* [Task goal] Copy out the data exactly, leaving the pictures behind.

* [Entries]
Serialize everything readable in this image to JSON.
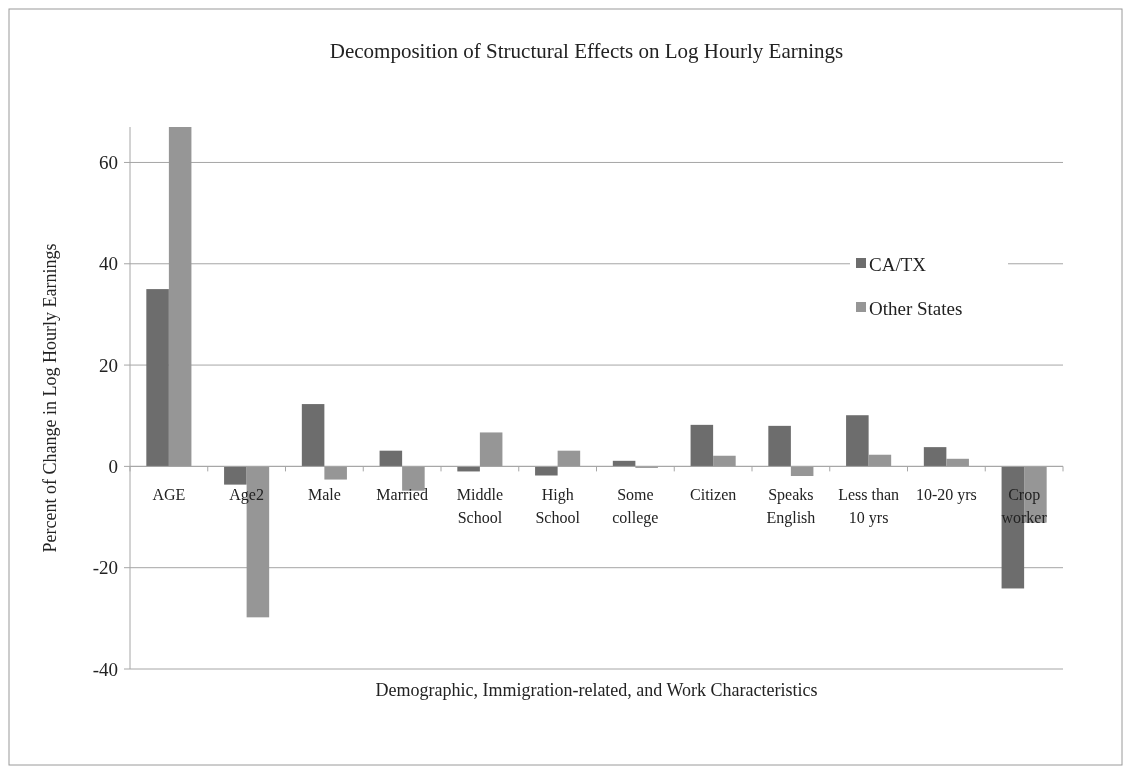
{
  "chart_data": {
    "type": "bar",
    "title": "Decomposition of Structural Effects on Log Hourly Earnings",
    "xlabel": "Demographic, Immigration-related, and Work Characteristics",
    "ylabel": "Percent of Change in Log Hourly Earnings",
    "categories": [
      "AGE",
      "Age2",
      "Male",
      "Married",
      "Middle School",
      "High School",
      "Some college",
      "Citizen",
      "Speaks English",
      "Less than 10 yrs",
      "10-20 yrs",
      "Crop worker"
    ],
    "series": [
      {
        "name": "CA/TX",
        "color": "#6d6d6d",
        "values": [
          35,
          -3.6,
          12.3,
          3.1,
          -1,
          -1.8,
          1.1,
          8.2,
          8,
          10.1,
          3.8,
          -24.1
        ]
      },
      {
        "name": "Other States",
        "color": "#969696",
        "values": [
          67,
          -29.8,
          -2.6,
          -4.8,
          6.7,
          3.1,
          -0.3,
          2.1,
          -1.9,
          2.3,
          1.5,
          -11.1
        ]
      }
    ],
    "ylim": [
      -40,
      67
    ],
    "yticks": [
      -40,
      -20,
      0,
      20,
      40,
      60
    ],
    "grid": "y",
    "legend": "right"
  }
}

* [Problem solution]
Serialize everything readable in this image to JSON.
{
  "chart_data": {
    "type": "bar",
    "title": "Decomposition of Structural Effects on Log Hourly Earnings",
    "xlabel": "Demographic, Immigration-related, and Work Characteristics",
    "ylabel": "Percent of Change in Log Hourly Earnings",
    "categories": [
      "AGE",
      "Age2",
      "Male",
      "Married",
      "Middle School",
      "High School",
      "Some college",
      "Citizen",
      "Speaks English",
      "Less than 10 yrs",
      "10-20 yrs",
      "Crop worker"
    ],
    "series": [
      {
        "name": "CA/TX",
        "color": "#6d6d6d",
        "values": [
          35,
          -3.6,
          12.3,
          3.1,
          -1,
          -1.8,
          1.1,
          8.2,
          8,
          10.1,
          3.8,
          -24.1
        ]
      },
      {
        "name": "Other States",
        "color": "#969696",
        "values": [
          67,
          -29.8,
          -2.6,
          -4.8,
          6.7,
          3.1,
          -0.3,
          2.1,
          -1.9,
          2.3,
          1.5,
          -11.1
        ]
      }
    ],
    "ylim": [
      -40,
      67
    ],
    "yticks": [
      -40,
      -20,
      0,
      20,
      40,
      60
    ],
    "grid": "y",
    "legend": "right"
  }
}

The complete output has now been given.